[Collected data entries]
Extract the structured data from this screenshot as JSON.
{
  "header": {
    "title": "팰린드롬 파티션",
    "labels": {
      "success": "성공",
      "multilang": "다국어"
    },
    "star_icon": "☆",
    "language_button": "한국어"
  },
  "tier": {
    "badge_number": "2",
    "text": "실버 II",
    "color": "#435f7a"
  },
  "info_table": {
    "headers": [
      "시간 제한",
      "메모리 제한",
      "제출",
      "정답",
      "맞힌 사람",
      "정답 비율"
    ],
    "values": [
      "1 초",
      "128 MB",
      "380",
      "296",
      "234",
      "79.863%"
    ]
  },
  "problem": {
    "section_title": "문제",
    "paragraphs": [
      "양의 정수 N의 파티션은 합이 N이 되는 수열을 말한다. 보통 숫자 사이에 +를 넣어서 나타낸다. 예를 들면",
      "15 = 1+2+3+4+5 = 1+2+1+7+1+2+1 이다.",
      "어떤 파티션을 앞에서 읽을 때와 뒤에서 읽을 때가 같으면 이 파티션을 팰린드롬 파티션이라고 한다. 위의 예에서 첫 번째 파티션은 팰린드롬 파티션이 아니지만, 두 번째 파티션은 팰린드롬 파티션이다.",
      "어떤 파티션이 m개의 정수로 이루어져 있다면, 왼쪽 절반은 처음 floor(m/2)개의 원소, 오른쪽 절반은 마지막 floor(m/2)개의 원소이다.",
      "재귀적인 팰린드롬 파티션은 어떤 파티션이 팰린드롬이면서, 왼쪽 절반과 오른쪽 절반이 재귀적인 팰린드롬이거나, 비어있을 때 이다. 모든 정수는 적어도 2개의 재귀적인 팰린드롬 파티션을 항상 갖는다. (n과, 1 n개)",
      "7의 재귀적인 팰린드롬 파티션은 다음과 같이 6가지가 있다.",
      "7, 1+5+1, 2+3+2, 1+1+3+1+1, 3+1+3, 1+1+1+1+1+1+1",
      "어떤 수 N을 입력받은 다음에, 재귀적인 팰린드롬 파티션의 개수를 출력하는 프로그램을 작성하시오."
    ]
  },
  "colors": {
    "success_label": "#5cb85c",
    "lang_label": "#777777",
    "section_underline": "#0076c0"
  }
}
---
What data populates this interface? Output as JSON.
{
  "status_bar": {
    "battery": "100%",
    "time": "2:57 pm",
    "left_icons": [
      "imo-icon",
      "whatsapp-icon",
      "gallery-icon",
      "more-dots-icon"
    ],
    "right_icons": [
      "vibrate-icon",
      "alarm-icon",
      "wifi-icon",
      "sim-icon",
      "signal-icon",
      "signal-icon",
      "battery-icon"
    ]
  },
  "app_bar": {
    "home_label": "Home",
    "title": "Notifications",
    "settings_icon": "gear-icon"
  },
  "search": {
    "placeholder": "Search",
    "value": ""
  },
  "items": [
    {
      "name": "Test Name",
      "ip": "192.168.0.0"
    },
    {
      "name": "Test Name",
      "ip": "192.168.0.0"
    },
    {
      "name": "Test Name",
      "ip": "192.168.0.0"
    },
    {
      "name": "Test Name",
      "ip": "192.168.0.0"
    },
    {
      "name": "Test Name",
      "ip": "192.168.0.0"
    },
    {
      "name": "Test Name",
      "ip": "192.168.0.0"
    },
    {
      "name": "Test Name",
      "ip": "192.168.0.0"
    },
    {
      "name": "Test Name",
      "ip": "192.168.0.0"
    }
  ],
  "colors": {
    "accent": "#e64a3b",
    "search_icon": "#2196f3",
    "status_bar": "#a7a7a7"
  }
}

EXERCISE AIM:
From the data above, copy each line that holds "재귀적인".

PROBLEM SOLUTION:
      "재귀적인 팰린드롬 파티션은 어떤 파티션이 팰린드롬이면서, 왼쪽 절반과 오른쪽 절반이 재귀적인 팰린드롬이거나, 비어있을 때 이다. 모든 정수는 적어도 2개의 재귀적인 팰린드롬 파티션을 항상 갖는다. (n과, 1 n개)",
      "7의 재귀적인 팰린드롬 파티션은 다음과 같이 6가지가 있다.",
      "어떤 수 N을 입력받은 다음에, 재귀적인 팰린드롬 파티션의 개수를 출력하는 프로그램을 작성하시오."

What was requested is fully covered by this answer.